### SOURCE DOCUMENT
# Male crooner singer Ottawa



## marcos (Jan 13, 2009)

Looking for a male crooner signer type in Ottawa area.Must enjoy signing pop, country, rock and roll disco styles. 
Looking to add to our female fronted duo. Must be passionate about signing, no ego, non substance abuse.
Playing weddings, corporate functions, house parties, golf, bowling parties etc.. in Ottawa area. No bars or clubs.
These are paying gigs and we have a full p.a. lighting system. 
Need to be available starting in November. Practice twice a month, in Gatineau.
If you know anyone or are interrested,let me know,
Much appreciated


----------



## marcos (Jan 13, 2009)

So no male crooners in Ottawa? We would also look at someone playing acoustic guitar, or other instrument with some background vocal abilities. Bare in mind the type of music we are doing is not rock or blues oriented. If you like playing songs by Abba, Sam Cooke, Madona,Elvis,Pagliaro, Danny and the Juniors, Eurythmics,Michael Bubble, Jimmy Buffet, Allan Jackson,
Shania, Ace of Base, Lady Gaga, Nat King Cole, Mavericks, Bill Haley, Jerry Lee Lewis,Donna Summers,Johny Cash,Marjo, Celine Dion, Cindy Lauper, Supremes, Wilson Picket, Styx,
Journey, CCR, Kim Carnes, Patty Loveless, Patsy Cline ,Elton John, Lee Ann Womack, John Lennon and others, this might be for you. Would like to start practicing in November for December gigs.
Thanks again.


----------



## rollingdam (May 11, 2006)

Hey Marc

I suggest you advertise here:

http://www.theottawamusician.com/band.htm


----------



## marcos (Jan 13, 2009)

rollingdam said:


> Hey Marc
> 
> I suggest you advertise here:
> 
> http://www.theottawamusician.com/band.htm


Thanks John,, I have advertised in the past and will give it a go again.


----------



## marcos (Jan 13, 2009)

Having a tough time finding someone who fits the bill. Any leads would be much appreciated.


----------



## marcos (Jan 13, 2009)

Found someone for now. Thanks to all.


----------

### SUPPLIED DATA
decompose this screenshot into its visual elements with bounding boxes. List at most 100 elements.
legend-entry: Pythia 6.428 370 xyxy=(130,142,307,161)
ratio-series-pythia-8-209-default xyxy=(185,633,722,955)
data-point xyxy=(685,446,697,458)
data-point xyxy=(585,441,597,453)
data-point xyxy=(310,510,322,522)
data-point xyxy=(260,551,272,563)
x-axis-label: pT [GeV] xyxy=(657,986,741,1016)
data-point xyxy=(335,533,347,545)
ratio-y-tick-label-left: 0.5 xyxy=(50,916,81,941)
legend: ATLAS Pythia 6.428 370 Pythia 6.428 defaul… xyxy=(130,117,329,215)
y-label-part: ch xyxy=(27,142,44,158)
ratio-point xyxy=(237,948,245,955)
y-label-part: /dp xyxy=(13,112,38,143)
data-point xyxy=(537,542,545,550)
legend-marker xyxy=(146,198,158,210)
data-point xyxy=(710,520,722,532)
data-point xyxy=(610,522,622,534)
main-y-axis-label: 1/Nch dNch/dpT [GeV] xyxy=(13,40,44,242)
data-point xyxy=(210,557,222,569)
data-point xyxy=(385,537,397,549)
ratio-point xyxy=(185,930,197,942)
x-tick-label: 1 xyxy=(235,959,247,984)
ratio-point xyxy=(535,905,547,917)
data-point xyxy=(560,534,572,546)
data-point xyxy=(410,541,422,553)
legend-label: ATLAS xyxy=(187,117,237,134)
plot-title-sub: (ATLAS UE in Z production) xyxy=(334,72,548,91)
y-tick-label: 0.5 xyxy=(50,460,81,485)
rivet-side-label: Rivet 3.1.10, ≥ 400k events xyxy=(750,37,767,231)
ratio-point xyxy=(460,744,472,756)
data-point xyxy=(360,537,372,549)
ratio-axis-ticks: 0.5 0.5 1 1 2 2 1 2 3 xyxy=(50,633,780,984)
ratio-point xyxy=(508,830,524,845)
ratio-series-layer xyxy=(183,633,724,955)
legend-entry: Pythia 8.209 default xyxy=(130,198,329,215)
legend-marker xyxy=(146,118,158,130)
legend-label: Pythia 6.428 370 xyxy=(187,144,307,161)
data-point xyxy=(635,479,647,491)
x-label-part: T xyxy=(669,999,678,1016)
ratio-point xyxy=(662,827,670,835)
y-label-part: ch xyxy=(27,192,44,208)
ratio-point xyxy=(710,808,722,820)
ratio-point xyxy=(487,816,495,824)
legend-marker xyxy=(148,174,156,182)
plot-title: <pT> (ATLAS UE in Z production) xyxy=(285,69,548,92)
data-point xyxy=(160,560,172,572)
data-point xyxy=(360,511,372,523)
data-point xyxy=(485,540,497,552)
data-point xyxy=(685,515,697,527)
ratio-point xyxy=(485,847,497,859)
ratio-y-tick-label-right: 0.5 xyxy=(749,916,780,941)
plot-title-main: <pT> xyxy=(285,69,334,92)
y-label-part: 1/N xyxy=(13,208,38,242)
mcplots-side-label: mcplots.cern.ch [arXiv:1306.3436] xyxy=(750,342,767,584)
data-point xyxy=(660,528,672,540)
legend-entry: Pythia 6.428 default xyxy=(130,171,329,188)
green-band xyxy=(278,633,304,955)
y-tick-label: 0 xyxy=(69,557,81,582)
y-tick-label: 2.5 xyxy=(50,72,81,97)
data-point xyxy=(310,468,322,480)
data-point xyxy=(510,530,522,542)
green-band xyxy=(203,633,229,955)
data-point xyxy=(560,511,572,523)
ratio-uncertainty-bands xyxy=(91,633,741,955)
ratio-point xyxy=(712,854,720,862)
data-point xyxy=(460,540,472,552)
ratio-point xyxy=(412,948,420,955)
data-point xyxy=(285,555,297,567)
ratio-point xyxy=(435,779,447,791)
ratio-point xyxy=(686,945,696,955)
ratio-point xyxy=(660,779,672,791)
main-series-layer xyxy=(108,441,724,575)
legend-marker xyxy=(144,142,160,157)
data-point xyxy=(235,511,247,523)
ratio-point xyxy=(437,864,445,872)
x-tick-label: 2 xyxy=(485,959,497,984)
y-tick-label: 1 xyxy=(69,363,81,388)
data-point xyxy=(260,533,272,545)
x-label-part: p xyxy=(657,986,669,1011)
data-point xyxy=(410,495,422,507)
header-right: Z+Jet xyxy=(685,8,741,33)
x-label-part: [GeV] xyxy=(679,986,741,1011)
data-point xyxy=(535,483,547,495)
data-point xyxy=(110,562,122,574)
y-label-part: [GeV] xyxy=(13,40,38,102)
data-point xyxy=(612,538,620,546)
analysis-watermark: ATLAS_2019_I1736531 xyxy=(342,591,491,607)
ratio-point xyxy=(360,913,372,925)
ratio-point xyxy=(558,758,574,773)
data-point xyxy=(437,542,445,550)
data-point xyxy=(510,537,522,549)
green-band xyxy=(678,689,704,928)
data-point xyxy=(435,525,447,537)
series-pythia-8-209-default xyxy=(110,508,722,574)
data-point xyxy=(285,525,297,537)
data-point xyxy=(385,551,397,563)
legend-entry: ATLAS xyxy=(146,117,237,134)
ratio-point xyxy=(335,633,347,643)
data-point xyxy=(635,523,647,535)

### WHAT NEEDS TO BE DONE
Restate the Ottawa singer thread from "Looking for a" to "non substance abuse.", swapping "duo" for "trio".

### SOLUTION BELOW
Looking for a male crooner signer type in Ottawa area.Must enjoy signing pop, country, rock and roll disco styles. 
Looking to add to our female fronted trio. Must be passionate about signing, no ego, non substance abuse.